#### [文本片段]

2.2.1 AsyncSqliteSaver 核心方法

异步版本的主要特点

  • 使用 aiosqlite 实现真正的异步数据库操作
  • 支持异步上下文管理器
  • 提供 aput, aget_tuple, alist 等异步方法
class AsyncSqliteSaver(BaseCheckpointSaver[str]):
    """异步 SQLite 检查点保存器"""
    
    async def aput(
        self,
        config: RunnableConfig,
        checkpoint: Checkpoint,
        metadata: CheckpointMetadata,
        new_versions: ChannelVersions,
    ) -> RunnableConfig:
        """异步存储检查点"""
        
        # 1) 序列化数据
        serialized_checkpoint = self.serde.dumps_typed(checkpoint)
        serialized_metadata = self.serde.dumps_typed(metadata)
        
        # 2) 异步数据库操作
        async with self.lock:
            configurable = config.get("configurable", {})
            await self.conn.execute("""
                INSERT OR REPLACE INTO checkpoints 
                (thread_id, checkpoint_ns, checkpoint_id, parent_checkpoint_id, 
                 type, checkpoint, metadata)
                VALUES (?, ?, ?, ?, ?, ?, ?)
            """, (
                configurable["thread_id"],
                configurable.get("checkpoint_ns", ""),
                checkpoint["id"],
                configurable.get("checkpoint_id"),
                serialized_checkpoint[0],
                serialized_checkpoint[1],
                serialized_metadata[1]
            ))
            
            await self.conn.commit()
        
        return {
            **config,
            "configurable": {
                **configurable,
                "checkpoint_id": checkpoint["id"],
            }
        }
    
    async def aget_tuple(self, config: RunnableConfig) -> CheckpointTuple | None:
        """异步获取检查点元组"""
        
        configurable = config.get("configurable", {})
        thread_id = configurable["thread_id"]
        checkpoint_ns = configurable.get("checkpoint_ns", "")
        checkpoint_id = configurable.get("checkpoint_id")
        
        async with self.conn.execute(
            """SELECT * FROM checkpoints 
               WHERE thread_id = ? AND checkpoint_ns = ? 
               AND checkpoint_id = ?""" if checkpoint_id else
            """SELECT * FROM checkpoints 
               WHERE thread_id = ? AND checkpoint_ns = ?
               ORDER BY checkpoint_id DESC LIMIT 1""",
            (thread_id, checkpoint_ns, checkpoint_id) if checkpoint_id else
            (thread_id, checkpoint_ns)
        ) as cursor:
            row = await cursor.fetchone()
            if not row:
                return None
        
        # 获取写入记录并构建完整的检查点元组
        # (实现细节与同步版本类似)
        ...

3. 核心算法/流程剖析

3.1 WAL 模式优化算法

目的:利用 SQLite 的 Write-Ahead Logging 模式提高并发性能 输入:数据库连接 输出:配置了 WAL 模式的高性能连接 复杂度:O(1)

class WALModeManager:
    """WAL 模式管理器"""
    
    def __init__(self, conn: sqlite3.Connection):
        self.conn = conn
        self.wal_enabled = False
    
    def enable_wal_mode(self) -> bool:
        """启用 WAL 模式"""

#### [书面任务]
[1] 在这段关于 SQLite 检查点保存器的文本中，aput 方法的 INSERT 语句向 checkpoints 表写入了哪些列？请全部列出。
[2] 请从这段关于 SQLite 检查点保存器的文本停下的地方接着写下去。
以下各行取自另一个来源。

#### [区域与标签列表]
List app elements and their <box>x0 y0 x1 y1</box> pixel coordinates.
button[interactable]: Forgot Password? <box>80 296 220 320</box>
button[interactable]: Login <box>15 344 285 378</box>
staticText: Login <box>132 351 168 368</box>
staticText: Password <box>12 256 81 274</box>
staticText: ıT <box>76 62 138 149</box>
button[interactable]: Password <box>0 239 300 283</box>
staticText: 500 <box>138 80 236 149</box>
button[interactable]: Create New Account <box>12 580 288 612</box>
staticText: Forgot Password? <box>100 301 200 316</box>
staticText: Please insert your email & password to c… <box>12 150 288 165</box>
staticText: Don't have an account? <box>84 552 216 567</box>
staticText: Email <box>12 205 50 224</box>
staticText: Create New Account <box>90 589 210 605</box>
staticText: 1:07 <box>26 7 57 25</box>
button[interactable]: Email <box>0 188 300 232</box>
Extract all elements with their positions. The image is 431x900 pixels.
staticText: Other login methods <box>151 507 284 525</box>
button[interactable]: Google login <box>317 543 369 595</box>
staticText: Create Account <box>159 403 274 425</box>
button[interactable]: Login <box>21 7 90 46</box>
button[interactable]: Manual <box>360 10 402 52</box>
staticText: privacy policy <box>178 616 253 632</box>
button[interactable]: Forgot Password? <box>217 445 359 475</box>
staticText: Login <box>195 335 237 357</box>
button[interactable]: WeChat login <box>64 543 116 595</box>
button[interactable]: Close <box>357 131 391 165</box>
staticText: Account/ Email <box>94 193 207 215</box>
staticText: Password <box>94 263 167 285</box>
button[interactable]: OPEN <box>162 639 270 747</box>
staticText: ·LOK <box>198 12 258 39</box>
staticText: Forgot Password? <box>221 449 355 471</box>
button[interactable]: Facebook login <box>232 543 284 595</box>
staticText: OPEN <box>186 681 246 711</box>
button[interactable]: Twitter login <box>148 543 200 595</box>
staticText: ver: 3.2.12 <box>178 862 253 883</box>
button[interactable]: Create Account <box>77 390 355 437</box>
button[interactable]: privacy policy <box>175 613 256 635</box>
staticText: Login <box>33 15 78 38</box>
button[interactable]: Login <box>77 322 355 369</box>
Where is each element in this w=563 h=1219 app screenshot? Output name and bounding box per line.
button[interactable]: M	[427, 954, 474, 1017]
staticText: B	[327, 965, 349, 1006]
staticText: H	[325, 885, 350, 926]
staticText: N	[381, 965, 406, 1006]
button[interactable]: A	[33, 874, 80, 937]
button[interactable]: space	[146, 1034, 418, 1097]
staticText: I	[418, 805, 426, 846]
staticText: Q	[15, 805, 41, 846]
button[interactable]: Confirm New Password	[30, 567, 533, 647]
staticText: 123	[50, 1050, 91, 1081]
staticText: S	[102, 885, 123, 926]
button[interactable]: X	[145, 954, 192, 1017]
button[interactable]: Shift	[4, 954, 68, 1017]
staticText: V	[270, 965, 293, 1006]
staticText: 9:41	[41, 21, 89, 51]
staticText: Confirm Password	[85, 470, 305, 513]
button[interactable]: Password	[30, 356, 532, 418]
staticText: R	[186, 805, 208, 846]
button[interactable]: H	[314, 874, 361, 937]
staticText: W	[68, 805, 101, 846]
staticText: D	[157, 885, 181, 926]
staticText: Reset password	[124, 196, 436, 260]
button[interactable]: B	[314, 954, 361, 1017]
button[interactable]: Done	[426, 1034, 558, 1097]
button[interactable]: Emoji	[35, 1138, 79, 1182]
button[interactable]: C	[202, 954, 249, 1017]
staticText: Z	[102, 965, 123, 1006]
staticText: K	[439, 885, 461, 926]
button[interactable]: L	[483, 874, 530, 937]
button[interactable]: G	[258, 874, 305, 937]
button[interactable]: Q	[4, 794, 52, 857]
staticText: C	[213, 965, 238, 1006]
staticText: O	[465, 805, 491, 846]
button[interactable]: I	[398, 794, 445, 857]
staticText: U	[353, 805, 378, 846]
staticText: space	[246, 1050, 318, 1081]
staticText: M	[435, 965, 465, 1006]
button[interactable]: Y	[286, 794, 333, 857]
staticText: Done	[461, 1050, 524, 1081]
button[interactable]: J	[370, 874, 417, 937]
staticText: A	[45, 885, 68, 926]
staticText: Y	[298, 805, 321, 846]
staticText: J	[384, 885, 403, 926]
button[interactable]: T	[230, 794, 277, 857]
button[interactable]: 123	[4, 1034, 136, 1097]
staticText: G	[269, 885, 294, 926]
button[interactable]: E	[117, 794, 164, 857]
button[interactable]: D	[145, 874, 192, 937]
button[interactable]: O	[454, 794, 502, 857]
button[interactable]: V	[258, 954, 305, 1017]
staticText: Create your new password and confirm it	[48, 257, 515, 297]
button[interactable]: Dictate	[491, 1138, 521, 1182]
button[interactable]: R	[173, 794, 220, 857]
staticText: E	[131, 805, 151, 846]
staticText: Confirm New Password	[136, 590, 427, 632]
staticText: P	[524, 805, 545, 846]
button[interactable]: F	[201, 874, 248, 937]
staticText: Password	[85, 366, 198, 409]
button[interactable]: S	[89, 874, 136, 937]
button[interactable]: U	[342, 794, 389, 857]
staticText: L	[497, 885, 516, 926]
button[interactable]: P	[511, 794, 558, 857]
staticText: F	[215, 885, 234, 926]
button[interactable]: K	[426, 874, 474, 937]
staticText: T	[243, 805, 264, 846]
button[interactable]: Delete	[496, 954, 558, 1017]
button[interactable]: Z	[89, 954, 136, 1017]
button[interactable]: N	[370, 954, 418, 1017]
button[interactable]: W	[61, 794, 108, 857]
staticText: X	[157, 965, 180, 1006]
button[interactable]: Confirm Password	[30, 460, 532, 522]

#### [参考答案]
[1] thread_id、checkpoint_ns、checkpoint_id、parent_checkpoint_id、type、checkpoint、metadata

[2]
        try:
            # 1) 设置 WAL 模式
            cursor = self.conn.cursor()
            cursor.execute("PRAGMA journal_mode=WAL")
            result = cursor.fetchone()
            
            if result and result[0].upper() == 'WAL':
                self.wal_enabled = True
                
                # 2) 优化 WAL 相关参数
                cursor.execute("PRAGMA synchronous=NORMAL")   # 平衡性能和安全性
                cursor.execute("PRAGMA cache_size=10000")     # 增加缓存大小
                cursor.execute("PRAGMA temp_store=memory")    # 临时表存储在内存
                cursor.execute("PRAGMA mmap_size=268435456")  # 启用内存映射
                
                return True
            else:
                return False
                
        except sqlite3.Error as e:
            logger.error(f"启用 WAL 模式失败: {e}")
            return False
    
    def get_wal_info(self) -> dict:
        """获取 WAL 模式信息"""
        if not self.wal_enabled:
            return {"enabled": False}
        
        try:
            cursor = self.conn.cursor()
            
            # 获取 WAL 文件信息
            cursor.execute("PRAGMA wal_checkpoint(PASSIVE)")
            checkpoint_result = cursor.fetchone()
            
            # 获取其他统计信息
            cursor.execute("PRAGMA wal_autocheckpoint")
            autocheckpoint = cursor.fetchone()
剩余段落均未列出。